**TO BE DONE**.
Write the data out again, character for character, with no images.

_ _ _ _ _

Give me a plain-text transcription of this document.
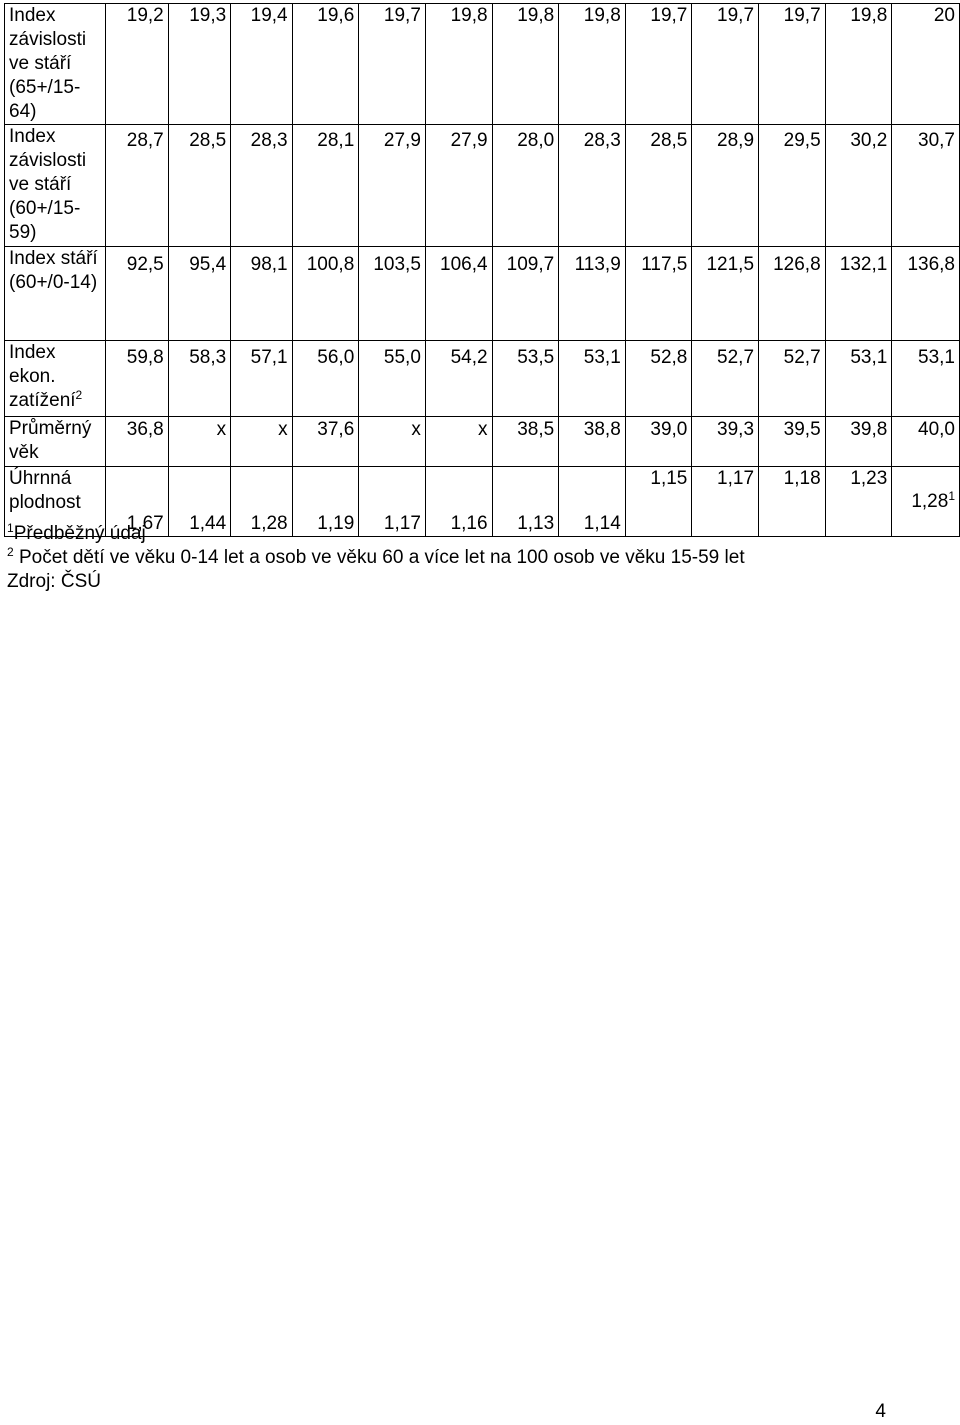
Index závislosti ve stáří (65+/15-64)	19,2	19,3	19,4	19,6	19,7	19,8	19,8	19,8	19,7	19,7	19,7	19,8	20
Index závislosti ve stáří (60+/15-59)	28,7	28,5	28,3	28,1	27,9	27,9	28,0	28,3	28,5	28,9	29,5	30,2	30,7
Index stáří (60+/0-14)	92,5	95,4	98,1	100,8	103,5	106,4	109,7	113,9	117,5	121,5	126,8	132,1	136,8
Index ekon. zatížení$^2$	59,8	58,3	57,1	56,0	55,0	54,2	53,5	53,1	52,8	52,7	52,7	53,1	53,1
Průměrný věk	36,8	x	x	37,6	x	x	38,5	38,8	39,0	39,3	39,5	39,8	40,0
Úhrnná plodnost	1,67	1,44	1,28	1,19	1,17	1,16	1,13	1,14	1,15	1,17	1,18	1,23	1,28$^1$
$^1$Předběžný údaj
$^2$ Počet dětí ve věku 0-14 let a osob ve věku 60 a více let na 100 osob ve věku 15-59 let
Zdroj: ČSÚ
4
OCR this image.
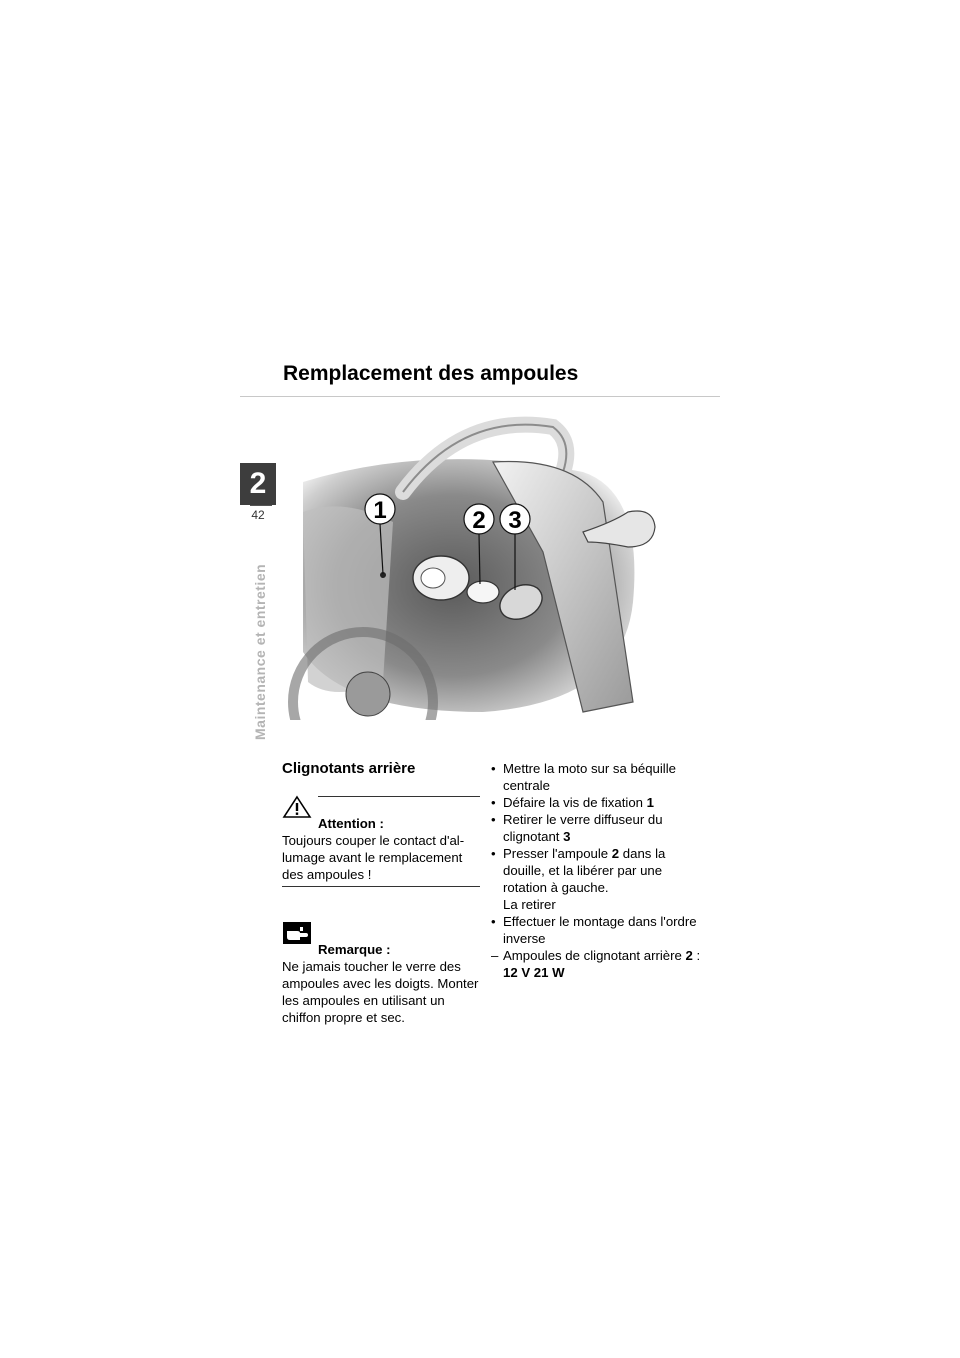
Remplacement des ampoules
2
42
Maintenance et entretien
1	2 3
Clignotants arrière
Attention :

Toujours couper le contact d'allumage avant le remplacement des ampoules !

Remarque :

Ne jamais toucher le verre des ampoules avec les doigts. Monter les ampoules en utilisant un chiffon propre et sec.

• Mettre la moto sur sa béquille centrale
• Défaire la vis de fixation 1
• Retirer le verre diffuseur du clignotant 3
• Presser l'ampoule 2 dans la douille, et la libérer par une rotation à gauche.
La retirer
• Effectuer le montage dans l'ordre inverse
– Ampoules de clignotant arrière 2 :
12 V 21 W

_ _ _ _ _

**THE RESPONSE**.
Give me a plain-text transcription of this document.
Index závislosti ve stáří (65+/15-64)	19,2	19,3	19,4	19,6	19,7	19,8	19,8	19,8	19,7	19,7	19,7	19,8	20
Index závislosti ve stáří (60+/15-59)	28,7	28,5	28,3	28,1	27,9	27,9	28,0	28,3	28,5	28,9	29,5	30,2	30,7
Index stáří (60+/0-14)	92,5	95,4	98,1	100,8	103,5	106,4	109,7	113,9	117,5	121,5	126,8	132,1	136,8
Index ekon. zatížení$^2$	59,8	58,3	57,1	56,0	55,0	54,2	53,5	53,1	52,8	52,7	52,7	53,1	53,1
Průměrný věk	36,8	x	x	37,6	x	x	38,5	38,8	39,0	39,3	39,5	39,8	40,0
Úhrnná plodnost	1,67	1,44	1,28	1,19	1,17	1,16	1,13	1,14	1,15	1,17	1,18	1,23	1,28$^1$
$^1$Předběžný údaj
$^2$ Počet dětí ve věku 0-14 let a osob ve věku 60 a více let na 100 osob ve věku 15-59 let
Zdroj: ČSÚ
4
OCR this image.
Remplacement des ampoules
2
42
Maintenance et entretien
1	2 3
Clignotants arrière
Attention :

Toujours couper le contact d'allumage avant le remplacement des ampoules !

Remarque :

Ne jamais toucher le verre des ampoules avec les doigts. Monter les ampoules en utilisant un chiffon propre et sec.

• Mettre la moto sur sa béquille centrale
• Défaire la vis de fixation 1
• Retirer le verre diffuseur du clignotant 3
• Presser l'ampoule 2 dans la douille, et la libérer par une rotation à gauche.
La retirer
• Effectuer le montage dans l'ordre inverse
– Ampoules de clignotant arrière 2 :
12 V 21 W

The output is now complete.